YOUR TASKS:
a - Answer these questions about the forum thread on picking between the Impala and the Magnum, one answer per line and marked the same way:
(i) From which rental company did KrisL's Impala come?
(ii) According to cwsqbm, which car would the original poster now probably be able to get?
(iii) In which years were the Impalas that SoonerE39's dad had?
b - Decide whether each statement below agrees with the forum thread on picking between the Impala and the Magnum. Answer yes or no for each, quoting the deciding words of the thread.
(i) Johann got an Impala as a rental car when he flew out for an interview.
(ii) KrisL says the Impala stayed in "limp" mode for about 30 seconds.
(iii) Matthew330Ci suggests that a Ford Taurus might be a better choice than either car.
c - Write out the part of the forum thread on picking between the Impala and the Magnum that opens with the words containing "Yet another Magnum" and closes with "(Oct 7, 2006)".

EXCERPT TO READ start

# Help me pick a POS



## Johann (Apr 17, 2002)

Magnum.

I flew out for an interview once and got an Impala as a rental car. God I hated that car. The car made me feel like a 75 year old man with an AARP card.


----------



## gojira-san (Mar 1, 2004)

Johann said:


> Magnum.
> 
> I flew out for an interview once and got an Impala as a rental car. God I hated that car. The car made me feel like a 75 year old man with an AARP card.


:rofl:


----------



## SoonerE39 (Oct 10, 2002)

Seems like I rented an Impala a year or two ago and was shocked at how little improvement there was from the 1970, 1972 and 1985 Impalas my dad had (when new)


----------



## Matthew330Ci (Sep 9, 2002)

tgravo2 said:


> I don't like either but the Magnum would be much better.


I bet a Ford Taurus would be a better choice than either?


----------



## ProcyonB (Aug 16, 2004)

:bustingup


----------



## KrisL (Dec 22, 2001)

Yet another Magnum vote.

I found out the hard way that if you try to power-brake a Impala (it was a hertz rental), the computer will put the car into "limp" mode for about 15 seconds.. won't let you exceed something like 10mph.


----------



## alex 540i (Oct 7, 2006)

the impala is a ghetto rental device, please lose the AARP card and get the magnum


----------



## cwsqbm (Aug 4, 2004)

This thread's so old the Impala has gone through a new model (Still a POS though). So, I wonder what the OP eventually got? Now, he'd probably be able to get a Charger, so it even be less of a choice.


----------

EXCERPT TO READ end
RECORDED DATA start

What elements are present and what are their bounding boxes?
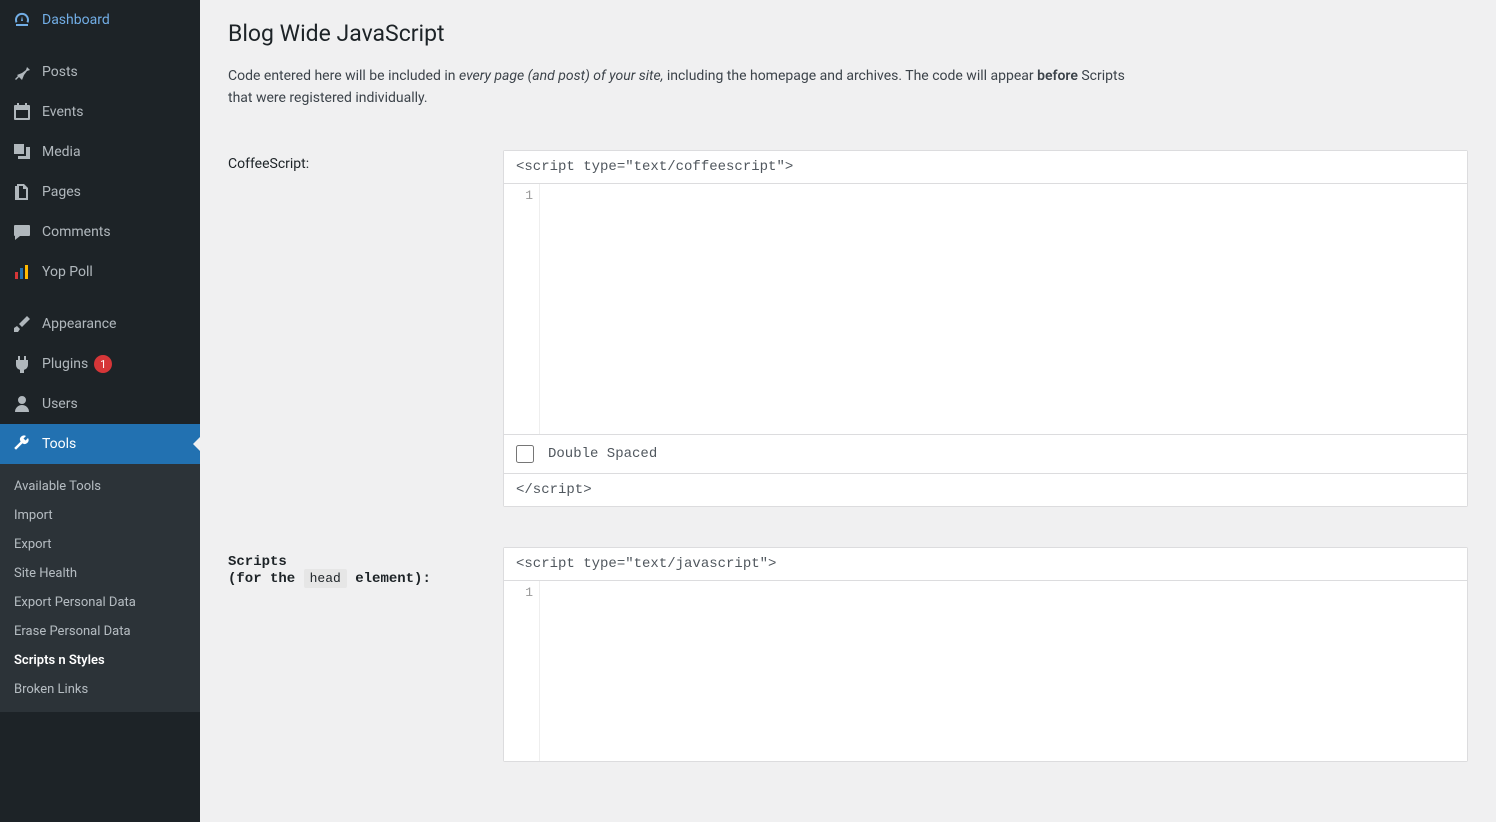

RECORDED DATA end

COMPLETE ANSWERS:
a -
(i) Hertz
(ii) A Charger
(iii) 1970, 1972 and 1985

b -
(i) Yes: "I flew out for an interview once and got an Impala as a rental car."
(ii) No: "the computer will put the car into "limp" mode for about 15 seconds"
(iii) Yes: "I bet a Ford Taurus would be a better choice than either?"

c -
Yet another Magnum vote.

I found out the hard way that if you try to power-brake a Impala (it was a hertz rental), the computer will put the car into "limp" mode for about 15 seconds.. won't let you exceed something like 10mph.


----------



## alex 540i (Oct 7, 2006)